Challenge:
Copy out every line of the entries below, keeping each character unchanged.

** START Records for the exercise **

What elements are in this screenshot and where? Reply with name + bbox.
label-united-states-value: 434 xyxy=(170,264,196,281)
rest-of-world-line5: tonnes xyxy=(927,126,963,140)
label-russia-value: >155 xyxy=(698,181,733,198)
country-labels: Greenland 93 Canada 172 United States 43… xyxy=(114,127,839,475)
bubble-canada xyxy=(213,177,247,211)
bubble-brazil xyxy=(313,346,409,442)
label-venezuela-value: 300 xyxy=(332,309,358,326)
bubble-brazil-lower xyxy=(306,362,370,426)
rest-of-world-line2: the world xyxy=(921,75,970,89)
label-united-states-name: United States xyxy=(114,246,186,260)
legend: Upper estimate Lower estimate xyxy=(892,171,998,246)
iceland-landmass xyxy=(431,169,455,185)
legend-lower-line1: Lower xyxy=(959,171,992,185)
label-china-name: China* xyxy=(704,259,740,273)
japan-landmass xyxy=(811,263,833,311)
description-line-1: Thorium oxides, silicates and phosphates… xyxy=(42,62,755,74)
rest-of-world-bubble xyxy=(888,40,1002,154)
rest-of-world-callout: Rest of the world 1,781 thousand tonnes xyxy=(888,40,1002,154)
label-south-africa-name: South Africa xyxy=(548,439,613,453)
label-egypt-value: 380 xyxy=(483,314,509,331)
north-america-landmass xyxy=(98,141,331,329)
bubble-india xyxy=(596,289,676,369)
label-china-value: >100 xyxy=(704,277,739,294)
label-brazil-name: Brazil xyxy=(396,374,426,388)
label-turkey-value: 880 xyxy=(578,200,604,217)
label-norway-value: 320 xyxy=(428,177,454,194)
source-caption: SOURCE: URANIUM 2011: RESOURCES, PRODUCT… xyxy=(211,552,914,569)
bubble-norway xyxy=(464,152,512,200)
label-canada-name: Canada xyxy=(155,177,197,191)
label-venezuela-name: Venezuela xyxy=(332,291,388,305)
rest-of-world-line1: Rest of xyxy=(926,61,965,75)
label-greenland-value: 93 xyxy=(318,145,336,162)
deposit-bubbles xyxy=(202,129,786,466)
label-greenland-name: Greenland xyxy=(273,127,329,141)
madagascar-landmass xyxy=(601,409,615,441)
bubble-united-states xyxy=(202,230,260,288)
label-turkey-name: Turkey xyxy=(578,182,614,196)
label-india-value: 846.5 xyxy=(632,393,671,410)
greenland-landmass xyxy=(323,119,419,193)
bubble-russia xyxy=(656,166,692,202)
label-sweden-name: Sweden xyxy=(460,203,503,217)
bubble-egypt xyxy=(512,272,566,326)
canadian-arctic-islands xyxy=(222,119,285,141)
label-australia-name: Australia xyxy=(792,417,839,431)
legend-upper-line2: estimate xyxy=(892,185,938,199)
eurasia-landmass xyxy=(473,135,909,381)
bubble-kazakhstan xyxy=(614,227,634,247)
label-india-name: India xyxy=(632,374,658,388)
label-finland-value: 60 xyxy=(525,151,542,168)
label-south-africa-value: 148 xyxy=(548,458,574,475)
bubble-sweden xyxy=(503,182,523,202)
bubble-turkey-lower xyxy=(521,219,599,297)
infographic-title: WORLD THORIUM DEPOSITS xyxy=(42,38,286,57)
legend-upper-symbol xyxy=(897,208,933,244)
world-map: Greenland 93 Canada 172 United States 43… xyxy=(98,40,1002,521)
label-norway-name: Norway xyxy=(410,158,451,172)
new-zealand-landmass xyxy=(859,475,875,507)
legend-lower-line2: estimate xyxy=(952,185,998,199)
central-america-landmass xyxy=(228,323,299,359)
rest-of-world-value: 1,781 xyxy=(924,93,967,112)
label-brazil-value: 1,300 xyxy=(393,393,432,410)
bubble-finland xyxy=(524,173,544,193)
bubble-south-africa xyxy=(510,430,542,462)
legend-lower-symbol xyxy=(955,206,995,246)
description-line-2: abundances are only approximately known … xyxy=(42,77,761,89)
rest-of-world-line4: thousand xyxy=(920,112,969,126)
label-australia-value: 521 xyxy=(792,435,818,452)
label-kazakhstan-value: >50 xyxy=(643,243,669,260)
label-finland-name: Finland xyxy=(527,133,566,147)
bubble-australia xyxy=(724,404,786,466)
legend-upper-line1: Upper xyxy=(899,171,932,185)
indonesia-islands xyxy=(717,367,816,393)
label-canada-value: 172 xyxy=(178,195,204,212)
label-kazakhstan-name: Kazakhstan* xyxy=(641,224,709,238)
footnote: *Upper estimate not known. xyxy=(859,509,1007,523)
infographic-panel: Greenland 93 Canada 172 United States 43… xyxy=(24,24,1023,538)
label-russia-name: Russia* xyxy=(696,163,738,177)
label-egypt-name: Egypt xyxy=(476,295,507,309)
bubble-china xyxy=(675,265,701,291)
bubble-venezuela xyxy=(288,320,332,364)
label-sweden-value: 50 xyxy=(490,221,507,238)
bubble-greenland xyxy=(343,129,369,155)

** END Records for the exercise **

Response below:
What elements are in this screenshot and where? Reply with name + bbox.
label-united-states-value: 434 xyxy=(170,264,196,281)
rest-of-world-line5: tonnes xyxy=(927,126,963,140)
label-russia-value: >155 xyxy=(698,181,733,198)
country-labels: Greenland 93 Canada 172 United States 43… xyxy=(114,127,839,475)
bubble-canada xyxy=(213,177,247,211)
bubble-brazil xyxy=(313,346,409,442)
label-venezuela-value: 300 xyxy=(332,309,358,326)
bubble-brazil-lower xyxy=(306,362,370,426)
rest-of-world-line2: the world xyxy=(921,75,970,89)
label-united-states-name: United States xyxy=(114,246,186,260)
legend: Upper estimate Lower estimate xyxy=(892,171,998,246)
iceland-landmass xyxy=(431,169,455,185)
legend-lower-line1: Lower xyxy=(959,171,992,185)
label-china-name: China* xyxy=(704,259,740,273)
japan-landmass xyxy=(811,263,833,311)
description-line-1: Thorium oxides, silicates and phosphates… xyxy=(42,62,755,74)
rest-of-world-bubble xyxy=(888,40,1002,154)
rest-of-world-callout: Rest of the world 1,781 thousand tonnes xyxy=(888,40,1002,154)
label-south-africa-name: South Africa xyxy=(548,439,613,453)
label-egypt-value: 380 xyxy=(483,314,509,331)
north-america-landmass xyxy=(98,141,331,329)
bubble-india xyxy=(596,289,676,369)
label-china-value: >100 xyxy=(704,277,739,294)
label-brazil-name: Brazil xyxy=(396,374,426,388)
label-turkey-value: 880 xyxy=(578,200,604,217)
label-norway-value: 320 xyxy=(428,177,454,194)
source-caption: SOURCE: URANIUM 2011: RESOURCES, PRODUCT… xyxy=(211,552,914,569)
bubble-norway xyxy=(464,152,512,200)
label-canada-name: Canada xyxy=(155,177,197,191)
label-venezuela-name: Venezuela xyxy=(332,291,388,305)
rest-of-world-line1: Rest of xyxy=(926,61,965,75)
label-greenland-value: 93 xyxy=(318,145,336,162)
deposit-bubbles xyxy=(202,129,786,466)
label-greenland-name: Greenland xyxy=(273,127,329,141)
madagascar-landmass xyxy=(601,409,615,441)
bubble-united-states xyxy=(202,230,260,288)
label-turkey-name: Turkey xyxy=(578,182,614,196)
label-india-value: 846.5 xyxy=(632,393,671,410)
greenland-landmass xyxy=(323,119,419,193)
bubble-russia xyxy=(656,166,692,202)
label-sweden-name: Sweden xyxy=(460,203,503,217)
bubble-egypt xyxy=(512,272,566,326)
canadian-arctic-islands xyxy=(222,119,285,141)
label-australia-name: Australia xyxy=(792,417,839,431)
legend-upper-line2: estimate xyxy=(892,185,938,199)
eurasia-landmass xyxy=(473,135,909,381)
bubble-kazakhstan xyxy=(614,227,634,247)
label-india-name: India xyxy=(632,374,658,388)
label-finland-value: 60 xyxy=(525,151,542,168)
label-south-africa-value: 148 xyxy=(548,458,574,475)
bubble-sweden xyxy=(503,182,523,202)
bubble-turkey-lower xyxy=(521,219,599,297)
infographic-title: WORLD THORIUM DEPOSITS xyxy=(42,38,286,57)
legend-upper-symbol xyxy=(897,208,933,244)
world-map: Greenland 93 Canada 172 United States 43… xyxy=(98,40,1002,521)
label-norway-name: Norway xyxy=(410,158,451,172)
new-zealand-landmass xyxy=(859,475,875,507)
legend-lower-line2: estimate xyxy=(952,185,998,199)
central-america-landmass xyxy=(228,323,299,359)
rest-of-world-value: 1,781 xyxy=(924,93,967,112)
label-brazil-value: 1,300 xyxy=(393,393,432,410)
bubble-finland xyxy=(524,173,544,193)
bubble-south-africa xyxy=(510,430,542,462)
legend-lower-symbol xyxy=(955,206,995,246)
description-line-2: abundances are only approximately known … xyxy=(42,77,761,89)
rest-of-world-line4: thousand xyxy=(920,112,969,126)
label-australia-value: 521 xyxy=(792,435,818,452)
label-kazakhstan-value: >50 xyxy=(643,243,669,260)
label-finland-name: Finland xyxy=(527,133,566,147)
bubble-australia xyxy=(724,404,786,466)
legend-upper-line1: Upper xyxy=(899,171,932,185)
indonesia-islands xyxy=(717,367,816,393)
label-canada-value: 172 xyxy=(178,195,204,212)
label-kazakhstan-name: Kazakhstan* xyxy=(641,224,709,238)
footnote: *Upper estimate not known. xyxy=(859,509,1007,523)
infographic-panel: Greenland 93 Canada 172 United States 43… xyxy=(24,24,1023,538)
label-russia-name: Russia* xyxy=(696,163,738,177)
label-egypt-name: Egypt xyxy=(476,295,507,309)
bubble-china xyxy=(675,265,701,291)
bubble-venezuela xyxy=(288,320,332,364)
label-sweden-value: 50 xyxy=(490,221,507,238)
bubble-greenland xyxy=(343,129,369,155)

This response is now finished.